** Begin Records **

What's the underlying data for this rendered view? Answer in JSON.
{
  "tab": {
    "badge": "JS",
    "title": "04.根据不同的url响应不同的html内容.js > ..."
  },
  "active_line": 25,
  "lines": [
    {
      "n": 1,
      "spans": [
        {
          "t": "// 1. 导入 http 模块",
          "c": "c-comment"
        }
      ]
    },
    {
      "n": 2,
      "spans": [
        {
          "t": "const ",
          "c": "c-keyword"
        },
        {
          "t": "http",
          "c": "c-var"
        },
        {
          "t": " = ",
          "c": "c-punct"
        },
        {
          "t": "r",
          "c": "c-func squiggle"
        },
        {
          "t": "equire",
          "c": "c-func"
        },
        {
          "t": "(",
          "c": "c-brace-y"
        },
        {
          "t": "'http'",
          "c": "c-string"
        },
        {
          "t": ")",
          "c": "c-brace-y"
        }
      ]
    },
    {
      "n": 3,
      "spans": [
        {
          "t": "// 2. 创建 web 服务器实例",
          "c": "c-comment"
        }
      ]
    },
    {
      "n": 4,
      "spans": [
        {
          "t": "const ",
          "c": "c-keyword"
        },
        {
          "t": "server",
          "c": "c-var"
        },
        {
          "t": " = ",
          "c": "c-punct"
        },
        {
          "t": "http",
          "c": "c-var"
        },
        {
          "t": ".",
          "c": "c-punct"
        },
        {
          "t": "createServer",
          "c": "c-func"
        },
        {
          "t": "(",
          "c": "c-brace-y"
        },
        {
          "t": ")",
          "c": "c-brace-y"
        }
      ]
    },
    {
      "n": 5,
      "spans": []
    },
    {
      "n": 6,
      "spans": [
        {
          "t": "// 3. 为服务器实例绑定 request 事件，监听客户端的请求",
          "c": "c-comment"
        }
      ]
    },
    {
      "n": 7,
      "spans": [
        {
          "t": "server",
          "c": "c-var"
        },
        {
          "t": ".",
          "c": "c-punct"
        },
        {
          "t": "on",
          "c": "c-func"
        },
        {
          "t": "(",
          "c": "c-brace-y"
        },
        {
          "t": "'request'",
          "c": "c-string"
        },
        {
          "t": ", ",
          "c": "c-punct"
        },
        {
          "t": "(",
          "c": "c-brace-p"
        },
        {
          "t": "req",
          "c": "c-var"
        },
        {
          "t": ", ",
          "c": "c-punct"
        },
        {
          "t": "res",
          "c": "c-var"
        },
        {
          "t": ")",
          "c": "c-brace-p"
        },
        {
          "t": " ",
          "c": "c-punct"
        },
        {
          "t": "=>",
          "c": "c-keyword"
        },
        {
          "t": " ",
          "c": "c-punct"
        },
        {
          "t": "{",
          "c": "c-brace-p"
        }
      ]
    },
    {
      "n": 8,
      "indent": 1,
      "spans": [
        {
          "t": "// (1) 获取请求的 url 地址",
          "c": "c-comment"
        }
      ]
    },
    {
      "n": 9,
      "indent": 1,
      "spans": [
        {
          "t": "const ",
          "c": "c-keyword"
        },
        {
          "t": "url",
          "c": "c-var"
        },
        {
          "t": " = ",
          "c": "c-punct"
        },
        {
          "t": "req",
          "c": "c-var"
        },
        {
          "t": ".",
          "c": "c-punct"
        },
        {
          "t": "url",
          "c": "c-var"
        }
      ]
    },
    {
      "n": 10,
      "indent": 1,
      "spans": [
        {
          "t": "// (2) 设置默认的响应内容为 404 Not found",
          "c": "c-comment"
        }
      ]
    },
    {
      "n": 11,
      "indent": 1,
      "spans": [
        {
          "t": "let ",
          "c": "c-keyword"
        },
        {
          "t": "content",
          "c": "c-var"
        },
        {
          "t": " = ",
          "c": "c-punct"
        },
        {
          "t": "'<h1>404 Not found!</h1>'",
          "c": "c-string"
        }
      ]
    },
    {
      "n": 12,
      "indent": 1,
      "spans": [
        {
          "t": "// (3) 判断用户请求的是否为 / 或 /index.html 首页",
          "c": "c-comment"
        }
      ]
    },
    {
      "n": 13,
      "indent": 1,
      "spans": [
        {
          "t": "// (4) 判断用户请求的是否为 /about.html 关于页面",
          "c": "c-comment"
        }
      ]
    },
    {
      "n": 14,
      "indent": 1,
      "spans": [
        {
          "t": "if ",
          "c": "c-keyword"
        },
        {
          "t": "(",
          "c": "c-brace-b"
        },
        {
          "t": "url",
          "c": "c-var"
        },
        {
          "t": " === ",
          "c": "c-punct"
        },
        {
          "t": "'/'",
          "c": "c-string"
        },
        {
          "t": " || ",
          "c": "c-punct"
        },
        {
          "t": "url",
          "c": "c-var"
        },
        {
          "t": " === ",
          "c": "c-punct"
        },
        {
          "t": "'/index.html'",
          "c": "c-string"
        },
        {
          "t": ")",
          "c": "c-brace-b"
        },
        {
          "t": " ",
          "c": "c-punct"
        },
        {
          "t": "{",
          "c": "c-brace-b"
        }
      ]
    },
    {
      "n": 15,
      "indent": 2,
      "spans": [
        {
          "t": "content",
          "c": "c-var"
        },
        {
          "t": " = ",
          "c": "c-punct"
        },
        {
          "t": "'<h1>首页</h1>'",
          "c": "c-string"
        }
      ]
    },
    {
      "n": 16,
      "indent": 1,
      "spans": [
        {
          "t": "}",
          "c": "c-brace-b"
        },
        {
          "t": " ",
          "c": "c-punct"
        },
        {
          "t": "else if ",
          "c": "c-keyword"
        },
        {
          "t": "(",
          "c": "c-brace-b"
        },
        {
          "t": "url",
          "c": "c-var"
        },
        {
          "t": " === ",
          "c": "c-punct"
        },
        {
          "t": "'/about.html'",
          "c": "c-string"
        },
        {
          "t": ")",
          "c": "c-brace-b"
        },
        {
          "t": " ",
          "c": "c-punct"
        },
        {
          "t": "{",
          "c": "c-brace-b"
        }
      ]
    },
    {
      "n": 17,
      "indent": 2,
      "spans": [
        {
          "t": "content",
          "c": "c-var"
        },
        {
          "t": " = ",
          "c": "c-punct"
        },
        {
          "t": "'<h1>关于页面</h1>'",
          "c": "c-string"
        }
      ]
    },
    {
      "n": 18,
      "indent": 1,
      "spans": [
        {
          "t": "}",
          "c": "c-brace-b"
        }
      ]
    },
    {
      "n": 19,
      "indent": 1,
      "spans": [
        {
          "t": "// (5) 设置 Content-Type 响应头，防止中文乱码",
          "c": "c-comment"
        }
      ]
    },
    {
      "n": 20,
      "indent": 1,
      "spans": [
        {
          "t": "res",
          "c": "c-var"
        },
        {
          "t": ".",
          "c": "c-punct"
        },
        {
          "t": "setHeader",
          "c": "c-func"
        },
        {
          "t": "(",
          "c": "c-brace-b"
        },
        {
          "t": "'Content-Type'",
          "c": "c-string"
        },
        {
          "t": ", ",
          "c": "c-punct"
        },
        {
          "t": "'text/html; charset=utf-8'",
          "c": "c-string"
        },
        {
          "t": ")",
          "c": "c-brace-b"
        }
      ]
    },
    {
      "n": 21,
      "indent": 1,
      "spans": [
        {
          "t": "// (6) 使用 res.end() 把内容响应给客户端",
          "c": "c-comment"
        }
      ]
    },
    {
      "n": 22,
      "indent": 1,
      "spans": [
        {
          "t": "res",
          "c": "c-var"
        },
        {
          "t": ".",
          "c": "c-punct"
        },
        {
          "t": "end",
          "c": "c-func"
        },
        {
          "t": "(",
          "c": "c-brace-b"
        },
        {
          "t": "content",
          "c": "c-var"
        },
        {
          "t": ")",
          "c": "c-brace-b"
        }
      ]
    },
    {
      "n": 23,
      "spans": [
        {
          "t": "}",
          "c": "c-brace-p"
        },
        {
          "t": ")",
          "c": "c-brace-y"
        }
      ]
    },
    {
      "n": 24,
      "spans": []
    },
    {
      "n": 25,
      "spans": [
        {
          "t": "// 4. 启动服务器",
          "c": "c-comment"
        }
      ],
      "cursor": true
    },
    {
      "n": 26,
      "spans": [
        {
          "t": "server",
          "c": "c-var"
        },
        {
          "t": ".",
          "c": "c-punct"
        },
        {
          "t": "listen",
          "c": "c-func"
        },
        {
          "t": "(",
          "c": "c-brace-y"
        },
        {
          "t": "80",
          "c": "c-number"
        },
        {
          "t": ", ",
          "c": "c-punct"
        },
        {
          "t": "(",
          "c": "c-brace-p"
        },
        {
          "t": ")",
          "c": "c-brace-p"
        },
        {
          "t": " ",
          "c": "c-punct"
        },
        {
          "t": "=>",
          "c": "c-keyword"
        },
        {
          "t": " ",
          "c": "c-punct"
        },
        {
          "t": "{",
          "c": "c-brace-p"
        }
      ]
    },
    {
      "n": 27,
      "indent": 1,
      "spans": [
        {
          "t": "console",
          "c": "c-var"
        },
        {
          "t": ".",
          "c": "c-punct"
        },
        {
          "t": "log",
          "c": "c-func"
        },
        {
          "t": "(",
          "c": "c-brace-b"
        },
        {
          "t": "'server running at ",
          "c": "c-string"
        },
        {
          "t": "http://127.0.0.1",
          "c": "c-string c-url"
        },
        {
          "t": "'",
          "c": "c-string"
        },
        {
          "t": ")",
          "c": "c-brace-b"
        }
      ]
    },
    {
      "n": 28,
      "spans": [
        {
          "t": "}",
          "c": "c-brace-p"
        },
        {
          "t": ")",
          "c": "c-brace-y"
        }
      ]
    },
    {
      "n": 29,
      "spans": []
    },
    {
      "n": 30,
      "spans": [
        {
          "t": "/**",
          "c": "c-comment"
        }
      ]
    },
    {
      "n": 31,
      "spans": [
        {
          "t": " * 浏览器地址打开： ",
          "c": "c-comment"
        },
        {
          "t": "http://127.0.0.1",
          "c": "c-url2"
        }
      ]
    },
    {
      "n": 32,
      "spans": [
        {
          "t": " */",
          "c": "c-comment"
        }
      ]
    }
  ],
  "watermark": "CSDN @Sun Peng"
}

** End Records **

Problem description> From the entries above, return each line with the word "found" in it.

Answer for this exercise>
          "t": "// (2) 设置默认的响应内容为 404 Not found",
          "t": "'<h1>404 Not found!</h1>'",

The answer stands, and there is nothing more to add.